● 任务 1: 列出下方文档片段中 map 示例代码开头导入的所有类，写出完整包名。
══ 文档片段
Flink转换算子

文章目录

      • 映射(map)
      • 过滤(filter)
      • 扁平映射(flatMap)
    • 聚合算子(Aggregation)
      • 按键分区(keyBy)+简单聚合
      • 归约聚合(reduce)
    • 用户自定义函数(UDF)
      • 函数类
      • 匿名函数(Lambda表达式)
      • 富函数类(Rich Function Classes)
    • 物理分区(Physical Partitioning)

映射(map)

Flink转换算子_第1张图片

基于DataStream调用map()方法就可以进行转换处理,方法需要传入的参数是接口MapFunction的实现,返回类型是 SingleOutputStreamOperator,继承于DataStream

import org.apache.flink.api.common.functions.MapFunction;
import org.apache.flink.streaming.api.datastream.DataStreamSource;
import org.apache.flink.streaming.api.datastream.SingleOutputStreamOperator;
import org.apache.flink.streaming.api.environment.StreamExecutionEnvironment;

public class TransformMapTest {

    public static void main(String[] args) throws Exception {
        StreamExecutionEnvironment env = StreamExecutionEnvironment.getExecutionEnvironment();
        env.setParallelism(1);

        //从元素中读取数据
        DataStreamSource<Event> stream = env.fromElements(
                new Event("Mary", "./home", 1000L),
                new Event("Bob", "./cart", 2000L)
        );

        //进行转换计算,提取user字段
        //使用自定类,实现MapFunction接口
        SingleOutputStreamOperator<String> result1 = stream.map(new MyMappper());

        //2.使用匿名类实现MapFunction接口
        SingleOutputStreamOperator<String> result2 = stream.map(new MapFunction<Event, String>() {

            @Override
            public String map(Event event) throws Exception {
                return event.user;
            }
        });

        //3.传入Lambda表达式
        SingleOutputStreamOperator<String> result3 = stream.map(data -> data.user);


        result1.print();
        result2.print();
        result3.print();

        env.execute();
    }

    //自定义MapFunction
    public static class MyMappper implements MapFunction<Event,String>{

        @Override
        public String map(Event event) throws Exception {
            return event.user;
        }
    }
}

过滤(filter)

Flink转换算子_第2张图片

实现FilterFunction接口,重写filter()方法,返回true则元素正常输出,若为false则被过滤

import org.apache.flink.api.common.functions.FilterFunction;
import org.apache.flink.streaming.api.datastream.DataStreamSource;
import org.apache.flink.streaming.api.datastream.SingleOutputStreamOperator;
import org.apache.flink.streaming.api.environment.StreamExecutionEnvironment;

public class TransformFilterTest {

    public static void main(String[] args) throws Exception {
        StreamExecutionEnvironment env = StreamExecutionEnvironment.getExecutionEnvironment();
        env.setParallelism(1);

        //从元素中读取数据
        DataStreamSource<Event> stream = env.fromElements(
                new Event("Mary", "./home", 1000L),
                new Event("Bob", "./cart", 2000L),
                new Event("Alice","./prod?id=100",3000L)
════
● 任务 2: 请在下方条目中，从包含“contour-label: 6 xyxy=(1074,214,1080,225)”的那一行起，一直到包含“colorbar-label: 66 xyxy=(1159,458,1175,472)”的那一行为止，逐行原样照抄，首尾两行都要包括。
══ 原始条目
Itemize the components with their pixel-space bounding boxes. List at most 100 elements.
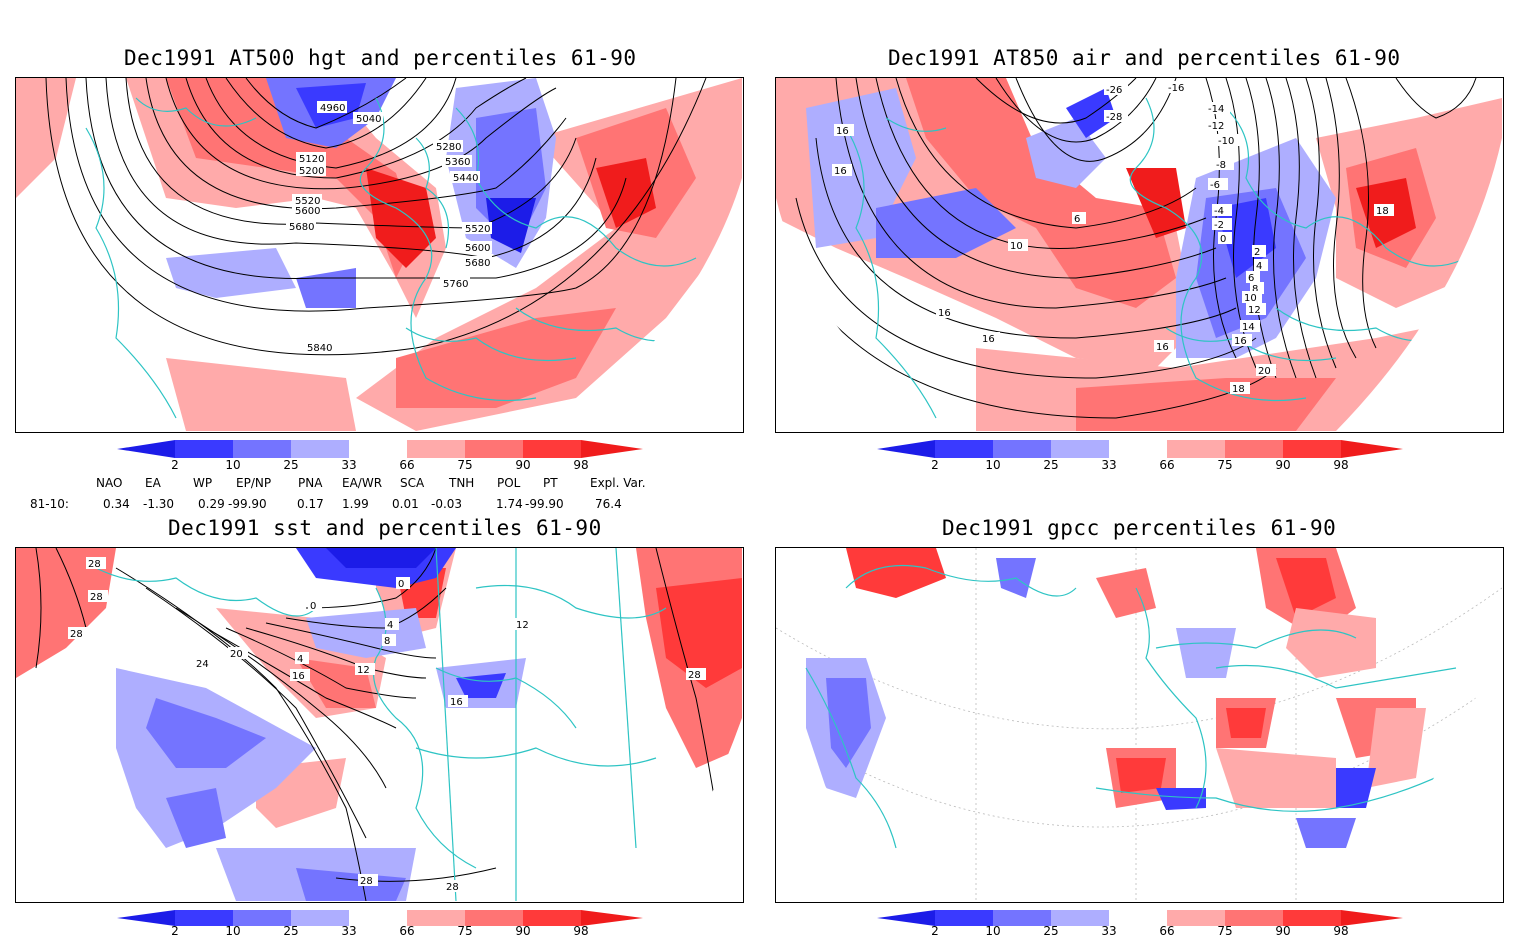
contour-label: 6 xyxy=(1074,214,1080,225)
contour-label: -6 xyxy=(1210,180,1220,191)
contour-label: 5600 xyxy=(295,206,320,217)
colorbar-label: 33 xyxy=(1101,458,1117,472)
contour-label: 24 xyxy=(196,659,209,670)
contour-label: 16 xyxy=(1234,336,1247,347)
colorbar-label: 2 xyxy=(931,924,939,938)
colorbar-label: 25 xyxy=(1043,458,1059,472)
index-header: NAO xyxy=(96,476,123,490)
colorbar-label: 10 xyxy=(225,924,241,938)
index-value: 0.34 xyxy=(103,497,130,511)
contour-label: 5360 xyxy=(445,157,470,168)
contour-label: 12 xyxy=(1248,305,1261,316)
index-header: PNA xyxy=(298,476,323,490)
colorbar-label: 66 xyxy=(1159,458,1175,472)
contour-label: 5520 xyxy=(295,196,320,207)
index-value: -0.03 xyxy=(431,497,463,511)
contour-label: 5680 xyxy=(465,258,490,269)
contour-label: 28 xyxy=(90,592,103,603)
contour-label: 10 xyxy=(1010,241,1023,252)
colorbar-label: 66 xyxy=(399,458,415,472)
contour-label: 5200 xyxy=(299,166,324,177)
colorbar-label: 2 xyxy=(171,924,179,938)
index-value: 1.74 xyxy=(496,497,523,511)
contour-label: 5040 xyxy=(356,114,381,125)
contour-label: -14 xyxy=(1208,104,1224,115)
index-header: SCA xyxy=(400,476,425,490)
contour-label: 2 xyxy=(1254,247,1260,258)
contour-label: 16 xyxy=(982,334,995,345)
contour-label: 4 xyxy=(387,620,393,631)
contour-label: 18 xyxy=(1376,206,1389,217)
contour-label: 16 xyxy=(938,308,951,319)
contour-label: 28 xyxy=(446,882,459,893)
index-header: PT xyxy=(543,476,558,490)
map-z500: 4960 5040 5120 5200 5280 5360 5440 5520 … xyxy=(15,77,744,433)
contour-label: 16 xyxy=(834,166,847,177)
contour-label: 4960 xyxy=(320,103,345,114)
contour-label: 20 xyxy=(1258,366,1271,377)
index-header: WP xyxy=(193,476,213,490)
contour-label: 28 xyxy=(70,629,83,640)
colorbar-bottom-left: 2 10 25 33 66 75 90 98 xyxy=(117,910,643,940)
contour-label: -26 xyxy=(1106,85,1122,96)
colorbar-bottom-right: 2 10 25 33 66 75 90 98 xyxy=(877,910,1403,940)
colorbar-label: 75 xyxy=(1217,458,1233,472)
colorbar-label: 25 xyxy=(283,924,299,938)
contour-label: 6 xyxy=(1248,273,1254,284)
contour-label: 16 xyxy=(292,671,305,682)
contour-label: -28 xyxy=(1106,112,1122,123)
panel-title-t850: Dec1991 AT850 air and percentiles 61-90 xyxy=(888,46,1401,70)
colorbar-label: 90 xyxy=(1275,924,1291,938)
index-header: EA/WR xyxy=(342,476,383,490)
contour-label: 5680 xyxy=(289,222,314,233)
colorbar-label: 98 xyxy=(1333,458,1349,472)
contour-label: 16 xyxy=(836,126,849,137)
contour-label: 16 xyxy=(450,697,463,708)
index-value: 0.01 xyxy=(392,497,419,511)
contour-label: 0 xyxy=(310,601,316,612)
colorbar-label: 90 xyxy=(1275,458,1291,472)
contour-label: 12 xyxy=(357,665,370,676)
contour-label: 0 xyxy=(398,579,404,590)
colorbar-label: 90 xyxy=(515,458,531,472)
colorbar-top-left: 2 10 25 33 66 75 90 98 xyxy=(117,440,643,476)
colorbar-label: 33 xyxy=(341,458,357,472)
colorbar-label: 75 xyxy=(457,458,473,472)
contour-label: -10 xyxy=(1218,136,1234,147)
panel-title-z500: Dec1991 AT500 hgt and percentiles 61-90 xyxy=(124,46,637,70)
contour-label: 5840 xyxy=(307,343,332,354)
contour-label: 18 xyxy=(1232,384,1245,395)
contour-label: 5120 xyxy=(299,154,324,165)
contour-label: -16 xyxy=(1168,83,1184,94)
panel-title-gpcc: Dec1991 gpcc percentiles 61-90 xyxy=(942,516,1337,540)
map-t850: -26 -28 -16 -14 -12 -10 -8 -6 -4 -2 0 2 … xyxy=(775,77,1504,433)
panel-title-sst: Dec1991 sst and percentiles 61-90 xyxy=(168,516,602,540)
contour-label: 5760 xyxy=(443,279,468,290)
map-gpcc xyxy=(775,547,1504,903)
index-value: 0.17 xyxy=(297,497,324,511)
contour-label: 16 xyxy=(1156,342,1169,353)
colorbar-top-right: 2 10 25 33 66 75 90 98 xyxy=(877,440,1403,476)
index-value: -99.90 xyxy=(228,497,267,511)
contour-label: -12 xyxy=(1208,121,1224,132)
index-value: -1.30 xyxy=(143,497,175,511)
index-header: TNH xyxy=(449,476,475,490)
colorbar-label: 66 xyxy=(1159,924,1175,938)
colorbar-label: 2 xyxy=(171,458,179,472)
colorbar-label: 33 xyxy=(341,924,357,938)
contour-label: 5520 xyxy=(465,224,490,235)
contour-label: 28 xyxy=(688,670,701,681)
contour-label: -4 xyxy=(1214,206,1224,217)
index-header: Expl. Var. xyxy=(590,476,646,490)
colorbar-label: 90 xyxy=(515,924,531,938)
contour-label: 5280 xyxy=(436,142,461,153)
contour-label: 4 xyxy=(297,654,303,665)
contour-label: 12 xyxy=(516,620,529,631)
index-header: POL xyxy=(497,476,521,490)
colorbar-label: 10 xyxy=(985,924,1001,938)
colorbar-label: 25 xyxy=(1043,924,1059,938)
index-value: 1.99 xyxy=(342,497,369,511)
index-value: -99.90 xyxy=(525,497,564,511)
colorbar-label: 25 xyxy=(283,458,299,472)
index-header: EP/NP xyxy=(236,476,272,490)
════
● 正确答案 1:
org.apache.flink.api.common.functions.MapFunction
org.apache.flink.streaming.api.datastream.DataStreamSource
org.apache.flink.streaming.api.datastream.SingleOutputStreamOperator
org.apache.flink.streaming.api.environment.StreamExecutionEnvironment

● 正确答案 2:
contour-label: 6 xyxy=(1074,214,1080,225)
contour-label: -6 xyxy=(1210,180,1220,191)
contour-label: 5600 xyxy=(295,206,320,217)
colorbar-label: 33 xyxy=(1101,458,1117,472)
contour-label: 24 xyxy=(196,659,209,670)
contour-label: 16 xyxy=(1234,336,1247,347)
colorbar-label: 2 xyxy=(931,924,939,938)
colorbar-label: 25 xyxy=(1043,458,1059,472)
index-header: NAO xyxy=(96,476,123,490)
colorbar-label: 10 xyxy=(225,924,241,938)
index-value: 0.34 xyxy=(103,497,130,511)
contour-label: 5360 xyxy=(445,157,470,168)
contour-label: 12 xyxy=(1248,305,1261,316)
index-header: PNA xyxy=(298,476,323,490)
colorbar-label: 66 xyxy=(1159,458,1175,472)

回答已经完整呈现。